Do this: Filter the records below for the word "overlay". Copy each line that holds it.

Extracted data:
# # # # # # #

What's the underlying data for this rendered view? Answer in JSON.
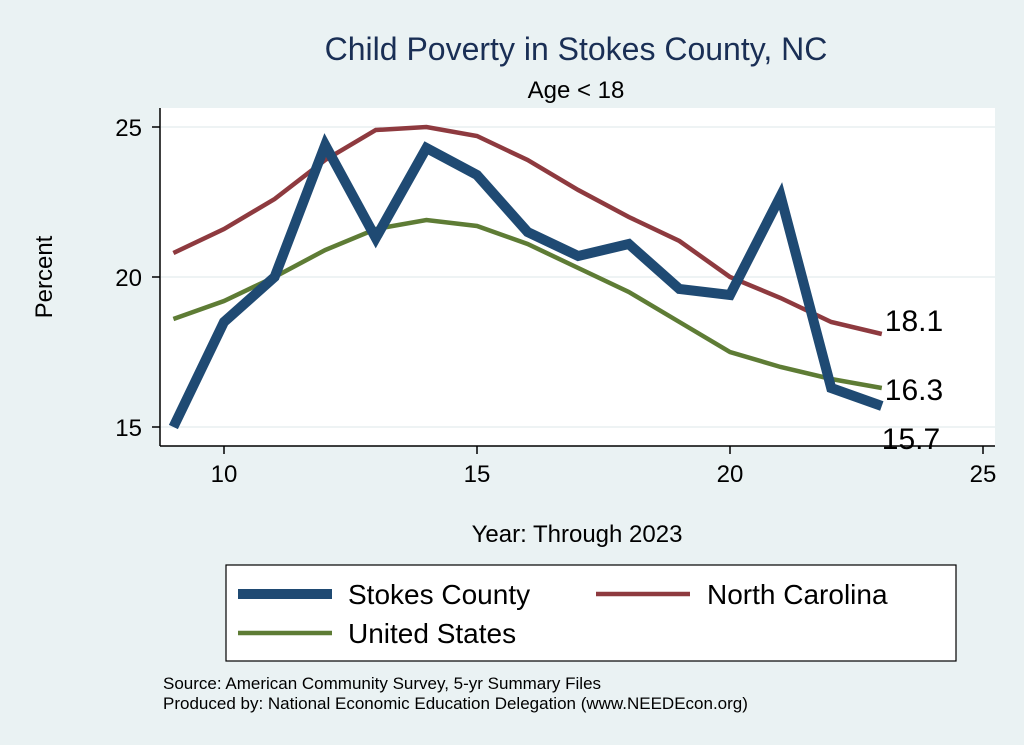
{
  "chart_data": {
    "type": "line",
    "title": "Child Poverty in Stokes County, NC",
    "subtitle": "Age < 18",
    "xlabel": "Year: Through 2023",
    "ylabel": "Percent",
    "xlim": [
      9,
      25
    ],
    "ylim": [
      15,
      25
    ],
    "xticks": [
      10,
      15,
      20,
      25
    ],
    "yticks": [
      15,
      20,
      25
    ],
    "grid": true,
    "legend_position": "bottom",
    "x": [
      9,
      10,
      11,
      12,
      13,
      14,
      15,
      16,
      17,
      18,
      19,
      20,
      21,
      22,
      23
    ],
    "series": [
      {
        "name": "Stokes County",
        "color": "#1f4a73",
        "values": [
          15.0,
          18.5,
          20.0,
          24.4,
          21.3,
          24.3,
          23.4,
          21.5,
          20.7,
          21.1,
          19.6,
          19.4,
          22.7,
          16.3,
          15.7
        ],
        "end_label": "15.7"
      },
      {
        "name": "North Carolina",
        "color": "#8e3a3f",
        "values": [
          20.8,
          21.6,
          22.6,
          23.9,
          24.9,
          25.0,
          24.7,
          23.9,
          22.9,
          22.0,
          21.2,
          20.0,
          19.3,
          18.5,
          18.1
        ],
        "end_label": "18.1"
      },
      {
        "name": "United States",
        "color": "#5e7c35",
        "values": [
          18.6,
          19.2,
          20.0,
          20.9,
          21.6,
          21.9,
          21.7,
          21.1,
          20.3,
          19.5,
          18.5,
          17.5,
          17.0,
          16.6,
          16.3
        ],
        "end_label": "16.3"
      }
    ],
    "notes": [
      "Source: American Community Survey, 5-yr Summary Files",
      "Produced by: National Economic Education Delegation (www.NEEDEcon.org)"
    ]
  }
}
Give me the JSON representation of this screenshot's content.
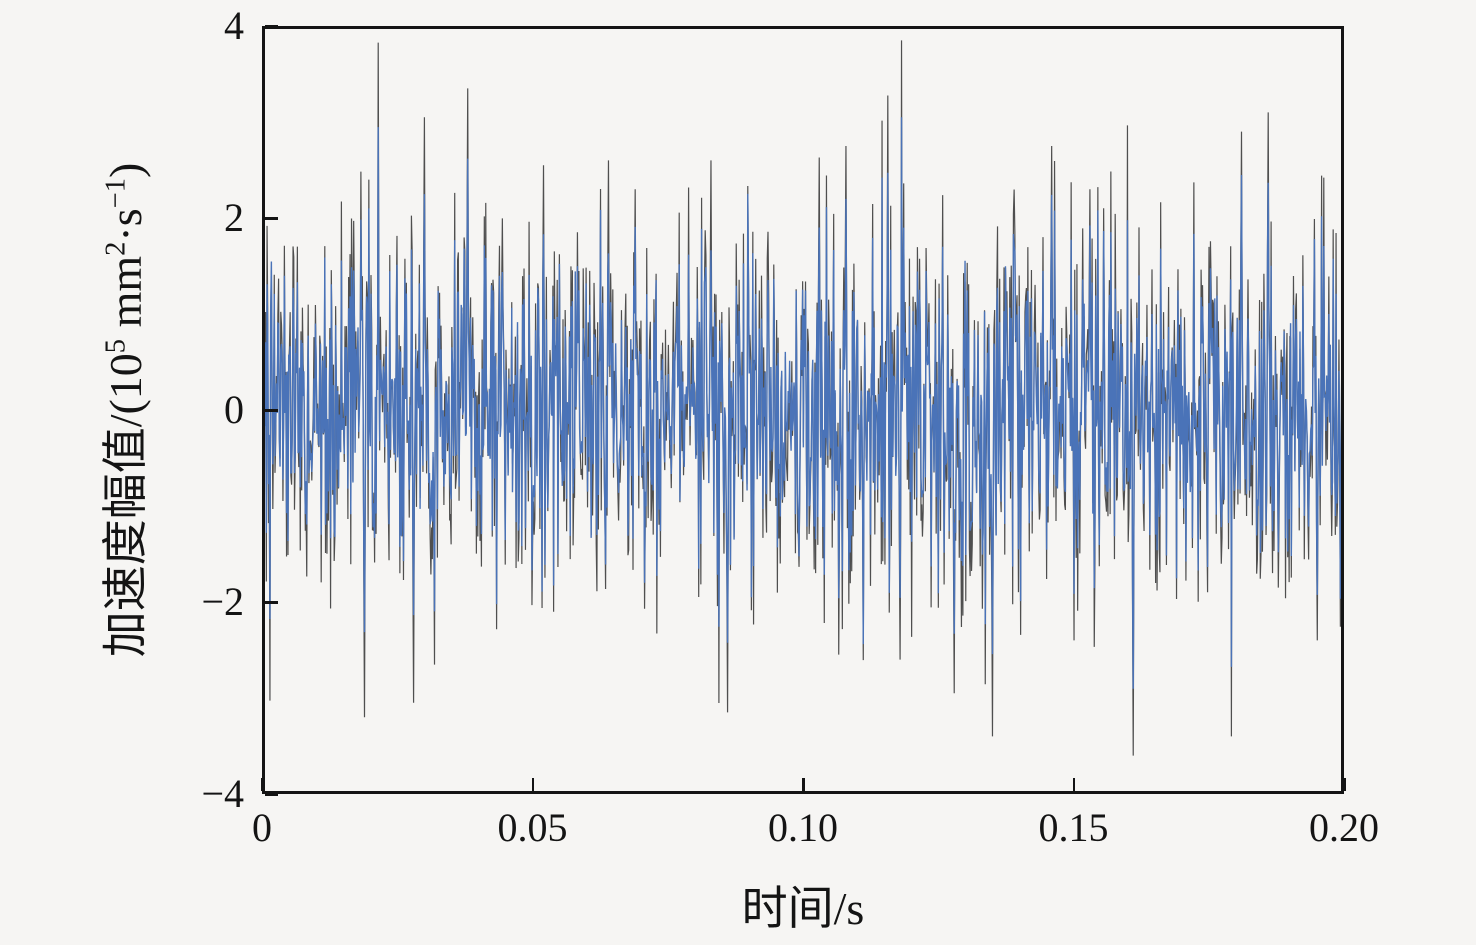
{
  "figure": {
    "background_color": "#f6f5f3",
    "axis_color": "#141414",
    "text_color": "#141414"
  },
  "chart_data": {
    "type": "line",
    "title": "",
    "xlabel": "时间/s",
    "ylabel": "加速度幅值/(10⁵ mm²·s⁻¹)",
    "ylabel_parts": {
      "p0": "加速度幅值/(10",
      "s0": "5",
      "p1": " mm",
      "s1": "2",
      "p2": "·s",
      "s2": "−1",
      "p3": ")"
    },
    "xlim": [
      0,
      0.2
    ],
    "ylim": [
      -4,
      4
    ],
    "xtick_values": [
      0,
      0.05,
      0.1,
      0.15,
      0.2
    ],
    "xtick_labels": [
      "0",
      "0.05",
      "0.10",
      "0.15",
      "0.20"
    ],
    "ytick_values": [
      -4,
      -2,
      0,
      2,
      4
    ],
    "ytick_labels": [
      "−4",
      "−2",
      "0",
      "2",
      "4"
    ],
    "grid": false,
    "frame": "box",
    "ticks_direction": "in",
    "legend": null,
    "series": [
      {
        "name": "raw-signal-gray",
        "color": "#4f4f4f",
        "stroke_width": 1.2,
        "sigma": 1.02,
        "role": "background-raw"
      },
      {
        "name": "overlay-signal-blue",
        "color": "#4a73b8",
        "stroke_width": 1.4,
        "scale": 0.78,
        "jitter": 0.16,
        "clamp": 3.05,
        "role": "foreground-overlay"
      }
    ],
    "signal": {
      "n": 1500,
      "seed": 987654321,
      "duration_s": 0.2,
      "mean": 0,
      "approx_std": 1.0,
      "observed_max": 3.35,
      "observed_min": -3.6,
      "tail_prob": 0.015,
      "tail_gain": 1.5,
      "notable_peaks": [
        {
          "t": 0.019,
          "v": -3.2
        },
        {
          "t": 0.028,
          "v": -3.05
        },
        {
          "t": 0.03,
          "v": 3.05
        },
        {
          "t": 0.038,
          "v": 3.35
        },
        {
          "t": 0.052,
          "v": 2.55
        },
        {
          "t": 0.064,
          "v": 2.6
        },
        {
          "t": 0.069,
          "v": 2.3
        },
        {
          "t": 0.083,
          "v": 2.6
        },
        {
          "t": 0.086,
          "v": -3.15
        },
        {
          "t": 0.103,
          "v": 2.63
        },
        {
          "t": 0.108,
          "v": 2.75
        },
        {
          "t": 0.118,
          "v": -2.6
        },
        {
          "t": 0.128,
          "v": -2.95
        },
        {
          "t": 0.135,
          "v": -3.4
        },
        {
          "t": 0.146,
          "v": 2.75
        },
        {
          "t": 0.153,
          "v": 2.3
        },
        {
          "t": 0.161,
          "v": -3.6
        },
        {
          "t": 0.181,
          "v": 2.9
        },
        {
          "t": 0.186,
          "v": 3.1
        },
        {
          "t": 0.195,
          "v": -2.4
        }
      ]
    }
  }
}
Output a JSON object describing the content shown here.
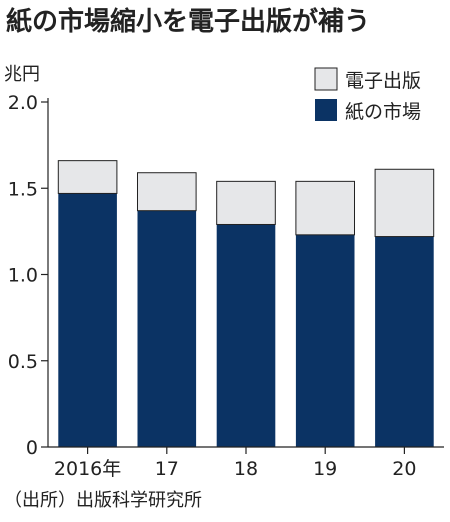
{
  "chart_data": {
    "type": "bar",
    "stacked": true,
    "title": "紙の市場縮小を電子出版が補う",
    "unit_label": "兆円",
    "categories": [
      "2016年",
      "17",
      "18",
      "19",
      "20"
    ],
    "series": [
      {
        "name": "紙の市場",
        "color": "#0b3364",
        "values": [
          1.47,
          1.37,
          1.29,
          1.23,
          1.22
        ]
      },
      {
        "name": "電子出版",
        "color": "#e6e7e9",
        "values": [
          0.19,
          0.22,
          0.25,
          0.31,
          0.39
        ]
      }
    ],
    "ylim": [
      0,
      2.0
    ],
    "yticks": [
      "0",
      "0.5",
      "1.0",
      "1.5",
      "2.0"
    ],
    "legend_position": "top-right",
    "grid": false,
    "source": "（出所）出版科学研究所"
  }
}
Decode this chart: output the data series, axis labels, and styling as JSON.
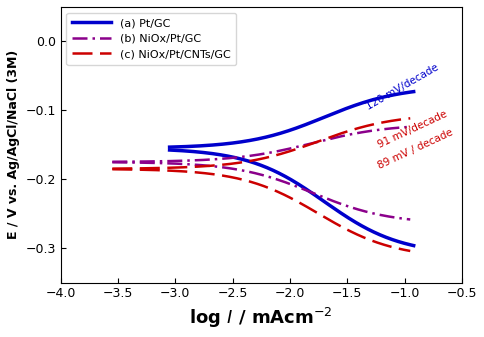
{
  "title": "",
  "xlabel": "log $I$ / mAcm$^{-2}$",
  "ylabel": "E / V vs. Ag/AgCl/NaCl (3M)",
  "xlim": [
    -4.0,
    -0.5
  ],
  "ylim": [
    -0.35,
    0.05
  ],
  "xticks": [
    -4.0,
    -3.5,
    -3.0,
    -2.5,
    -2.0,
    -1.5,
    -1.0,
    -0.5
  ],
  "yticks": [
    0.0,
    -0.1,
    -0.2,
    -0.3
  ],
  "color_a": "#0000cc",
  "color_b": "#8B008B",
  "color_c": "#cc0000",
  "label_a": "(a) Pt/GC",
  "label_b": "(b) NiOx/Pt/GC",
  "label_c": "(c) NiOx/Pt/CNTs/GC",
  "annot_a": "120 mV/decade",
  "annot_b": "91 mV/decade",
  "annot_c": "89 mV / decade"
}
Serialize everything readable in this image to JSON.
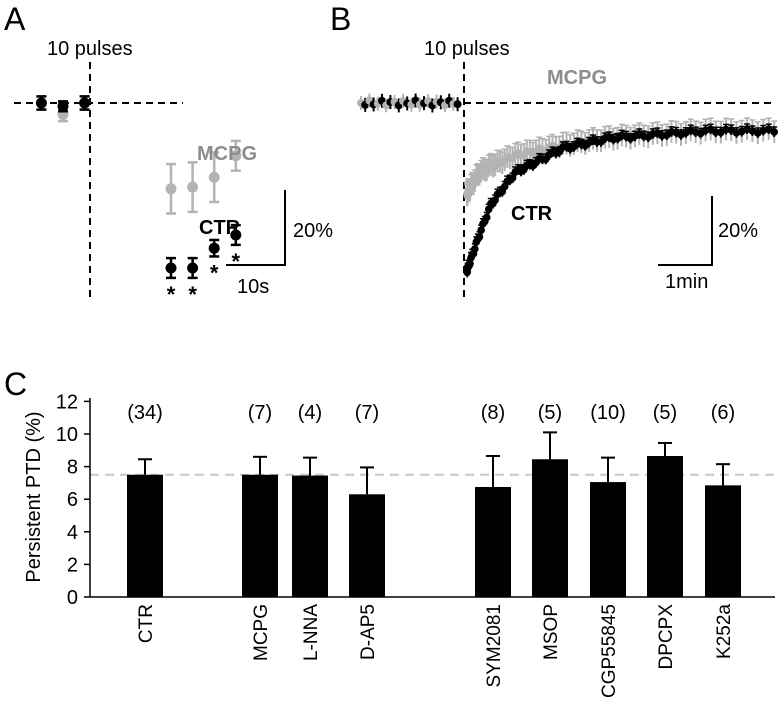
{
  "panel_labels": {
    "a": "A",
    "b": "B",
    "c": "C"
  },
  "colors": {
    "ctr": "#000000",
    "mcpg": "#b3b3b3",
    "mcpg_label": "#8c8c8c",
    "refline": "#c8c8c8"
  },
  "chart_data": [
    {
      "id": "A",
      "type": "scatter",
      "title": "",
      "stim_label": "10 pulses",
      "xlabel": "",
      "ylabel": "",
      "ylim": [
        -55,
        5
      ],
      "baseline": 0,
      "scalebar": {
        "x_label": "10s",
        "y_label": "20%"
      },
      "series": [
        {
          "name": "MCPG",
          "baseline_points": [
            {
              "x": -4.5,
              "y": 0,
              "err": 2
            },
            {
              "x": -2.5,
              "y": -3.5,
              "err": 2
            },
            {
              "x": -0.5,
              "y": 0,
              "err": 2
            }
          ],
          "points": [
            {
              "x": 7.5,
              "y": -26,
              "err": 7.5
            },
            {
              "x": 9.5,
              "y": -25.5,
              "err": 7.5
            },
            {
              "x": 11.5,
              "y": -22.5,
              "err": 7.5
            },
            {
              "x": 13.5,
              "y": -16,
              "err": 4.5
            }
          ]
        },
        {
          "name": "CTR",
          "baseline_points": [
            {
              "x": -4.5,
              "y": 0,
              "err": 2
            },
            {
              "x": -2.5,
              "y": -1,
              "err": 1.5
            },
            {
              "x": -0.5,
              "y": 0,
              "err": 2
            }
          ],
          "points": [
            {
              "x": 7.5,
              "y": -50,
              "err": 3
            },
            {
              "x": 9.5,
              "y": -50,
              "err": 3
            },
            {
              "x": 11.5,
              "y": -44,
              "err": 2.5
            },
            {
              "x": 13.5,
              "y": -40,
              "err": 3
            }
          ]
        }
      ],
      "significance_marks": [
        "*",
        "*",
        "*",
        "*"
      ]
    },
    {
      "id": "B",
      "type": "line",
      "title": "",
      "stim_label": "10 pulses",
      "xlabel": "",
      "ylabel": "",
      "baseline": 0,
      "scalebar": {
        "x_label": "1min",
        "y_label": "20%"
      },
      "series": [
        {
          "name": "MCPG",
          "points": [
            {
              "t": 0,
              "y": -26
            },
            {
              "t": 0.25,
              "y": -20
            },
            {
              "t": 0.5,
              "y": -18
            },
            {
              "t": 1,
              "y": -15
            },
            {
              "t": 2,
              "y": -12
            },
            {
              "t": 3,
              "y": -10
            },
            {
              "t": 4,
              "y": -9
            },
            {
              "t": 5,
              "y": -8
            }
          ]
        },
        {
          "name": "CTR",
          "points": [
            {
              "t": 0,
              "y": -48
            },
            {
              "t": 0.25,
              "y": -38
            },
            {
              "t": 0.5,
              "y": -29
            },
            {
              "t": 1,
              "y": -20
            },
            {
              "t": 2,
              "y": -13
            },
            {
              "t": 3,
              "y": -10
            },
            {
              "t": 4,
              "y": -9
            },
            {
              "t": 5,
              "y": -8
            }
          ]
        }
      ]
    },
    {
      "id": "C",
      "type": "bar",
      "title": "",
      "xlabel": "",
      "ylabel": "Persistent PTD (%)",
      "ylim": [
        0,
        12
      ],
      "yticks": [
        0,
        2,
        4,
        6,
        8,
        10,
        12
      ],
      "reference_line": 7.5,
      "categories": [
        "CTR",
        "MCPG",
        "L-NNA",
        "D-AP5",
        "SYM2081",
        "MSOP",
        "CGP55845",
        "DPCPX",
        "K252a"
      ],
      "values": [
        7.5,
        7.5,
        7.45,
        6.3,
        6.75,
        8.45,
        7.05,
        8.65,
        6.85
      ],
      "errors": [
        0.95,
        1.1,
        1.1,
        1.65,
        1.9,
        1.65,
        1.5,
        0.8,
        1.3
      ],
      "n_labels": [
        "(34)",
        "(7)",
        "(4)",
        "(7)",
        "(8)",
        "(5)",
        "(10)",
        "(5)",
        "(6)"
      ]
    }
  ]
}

# # # # # # #

Right answer:
        "name": "overlay-signal-blue",
        "role": "foreground-overlay"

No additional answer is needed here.